## Instructions to follow:
The data below is to be returned in full and exactly.

=== Material provided ===

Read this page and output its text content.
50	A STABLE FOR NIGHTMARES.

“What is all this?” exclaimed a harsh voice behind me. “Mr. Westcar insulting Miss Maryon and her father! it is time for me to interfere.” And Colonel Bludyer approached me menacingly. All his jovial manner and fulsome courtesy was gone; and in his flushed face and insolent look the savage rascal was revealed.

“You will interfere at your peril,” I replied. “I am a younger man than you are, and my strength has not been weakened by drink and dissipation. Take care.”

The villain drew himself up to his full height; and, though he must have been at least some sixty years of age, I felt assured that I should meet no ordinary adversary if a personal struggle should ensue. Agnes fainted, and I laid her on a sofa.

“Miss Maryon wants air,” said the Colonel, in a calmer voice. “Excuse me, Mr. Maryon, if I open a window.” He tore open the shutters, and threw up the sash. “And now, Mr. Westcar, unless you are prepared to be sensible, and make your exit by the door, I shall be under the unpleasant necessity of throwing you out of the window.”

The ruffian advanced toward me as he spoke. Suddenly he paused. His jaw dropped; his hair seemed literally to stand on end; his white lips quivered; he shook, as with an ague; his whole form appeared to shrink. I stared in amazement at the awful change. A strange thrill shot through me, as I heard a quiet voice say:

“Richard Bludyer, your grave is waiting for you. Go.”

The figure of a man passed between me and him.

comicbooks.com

===

## The completed task:
Read this page and output its text content.
50	A STABLE FOR NIGHTMARES.

“What is all this?” exclaimed a harsh voice behind me. “Mr. Westcar insulting Miss Maryon and her father! it is time for me to interfere.” And Colonel Bludyer approached me menacingly. All his jovial manner and fulsome courtesy was gone; and in his flushed face and insolent look the savage rascal was revealed.

“You will interfere at your peril,” I replied. “I am a younger man than you are, and my strength has not been weakened by drink and dissipation. Take care.”

The villain drew himself up to his full height; and, though he must have been at least some sixty years of age, I felt assured that I should meet no ordinary adversary if a personal struggle should ensue. Agnes fainted, and I laid her on a sofa.

“Miss Maryon wants air,” said the Colonel, in a calmer voice. “Excuse me, Mr. Maryon, if I open a window.” He tore open the shutters, and threw up the sash. “And now, Mr. Westcar, unless you are prepared to be sensible, and make your exit by the door, I shall be under the unpleasant necessity of throwing you out of the window.”

The ruffian advanced toward me as he spoke. Suddenly he paused. His jaw dropped; his hair seemed literally to stand on end; his white lips quivered; he shook, as with an ague; his whole form appeared to shrink. I stared in amazement at the awful change. A strange thrill shot through me, as I heard a quiet voice say:

“Richard Bludyer, your grave is waiting for you. Go.”

The figure of a man passed between me and him.

comicbooks.com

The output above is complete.